SET TASK. Extract every entry word for word. Skip the pictures.

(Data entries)
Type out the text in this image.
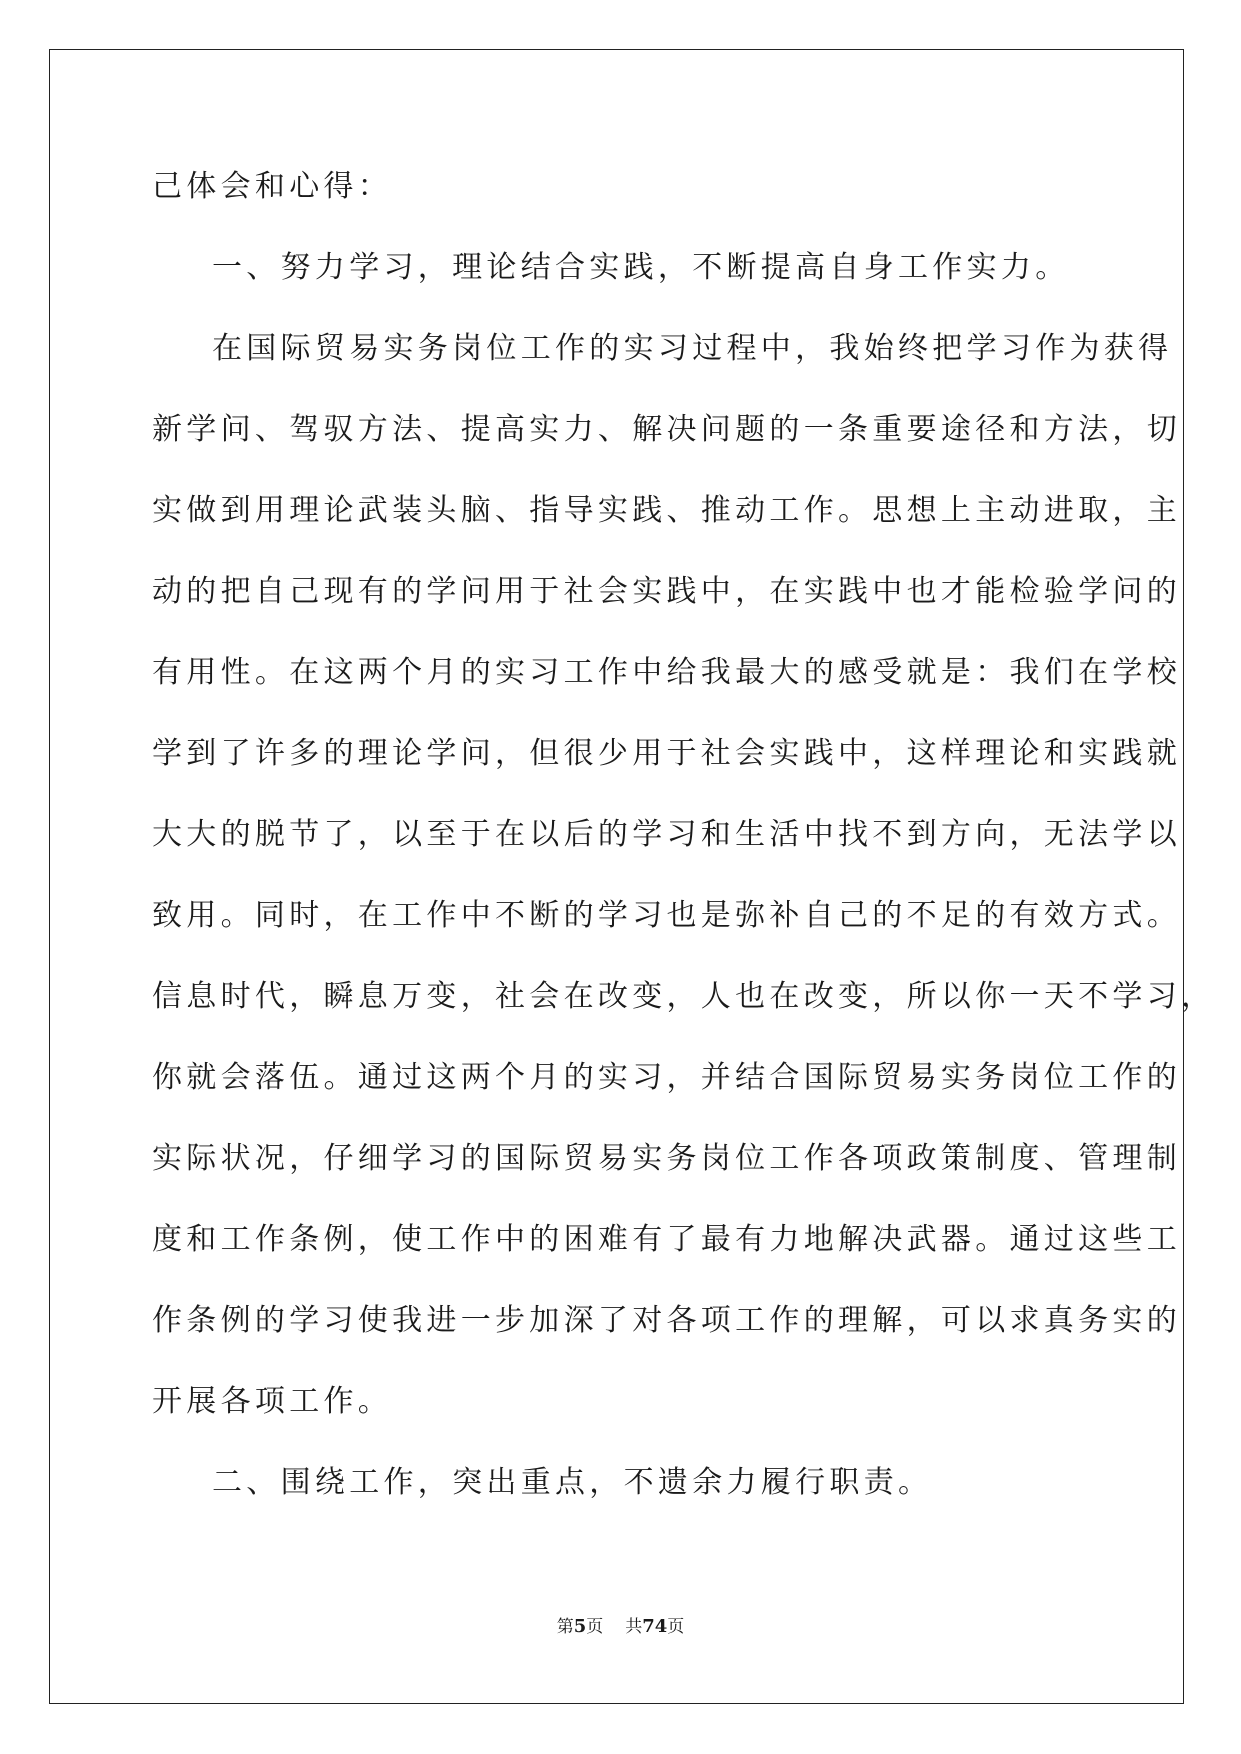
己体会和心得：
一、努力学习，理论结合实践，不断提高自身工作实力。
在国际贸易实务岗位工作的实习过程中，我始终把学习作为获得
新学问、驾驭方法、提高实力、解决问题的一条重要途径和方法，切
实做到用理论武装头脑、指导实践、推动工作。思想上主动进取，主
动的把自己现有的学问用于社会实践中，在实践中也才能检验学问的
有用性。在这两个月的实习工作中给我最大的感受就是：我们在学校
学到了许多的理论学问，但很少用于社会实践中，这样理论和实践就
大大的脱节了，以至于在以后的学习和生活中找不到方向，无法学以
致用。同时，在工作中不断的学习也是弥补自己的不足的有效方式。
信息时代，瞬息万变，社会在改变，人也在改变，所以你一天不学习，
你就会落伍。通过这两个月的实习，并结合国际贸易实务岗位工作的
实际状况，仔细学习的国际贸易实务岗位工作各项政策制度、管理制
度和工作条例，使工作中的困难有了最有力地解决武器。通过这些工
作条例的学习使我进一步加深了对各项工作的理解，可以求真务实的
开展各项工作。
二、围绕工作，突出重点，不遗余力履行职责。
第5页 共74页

THE OUTPUT.
Type out the text in this image.
己体会和心得：
一、努力学习，理论结合实践，不断提高自身工作实力。
在国际贸易实务岗位工作的实习过程中，我始终把学习作为获得
新学问、驾驭方法、提高实力、解决问题的一条重要途径和方法，切
实做到用理论武装头脑、指导实践、推动工作。思想上主动进取，主
动的把自己现有的学问用于社会实践中，在实践中也才能检验学问的
有用性。在这两个月的实习工作中给我最大的感受就是：我们在学校
学到了许多的理论学问，但很少用于社会实践中，这样理论和实践就
大大的脱节了，以至于在以后的学习和生活中找不到方向，无法学以
致用。同时，在工作中不断的学习也是弥补自己的不足的有效方式。
信息时代，瞬息万变，社会在改变，人也在改变，所以你一天不学习，
你就会落伍。通过这两个月的实习，并结合国际贸易实务岗位工作的
实际状况，仔细学习的国际贸易实务岗位工作各项政策制度、管理制
度和工作条例，使工作中的困难有了最有力地解决武器。通过这些工
作条例的学习使我进一步加深了对各项工作的理解，可以求真务实的
开展各项工作。
二、围绕工作，突出重点，不遗余力履行职责。
第5页 共74页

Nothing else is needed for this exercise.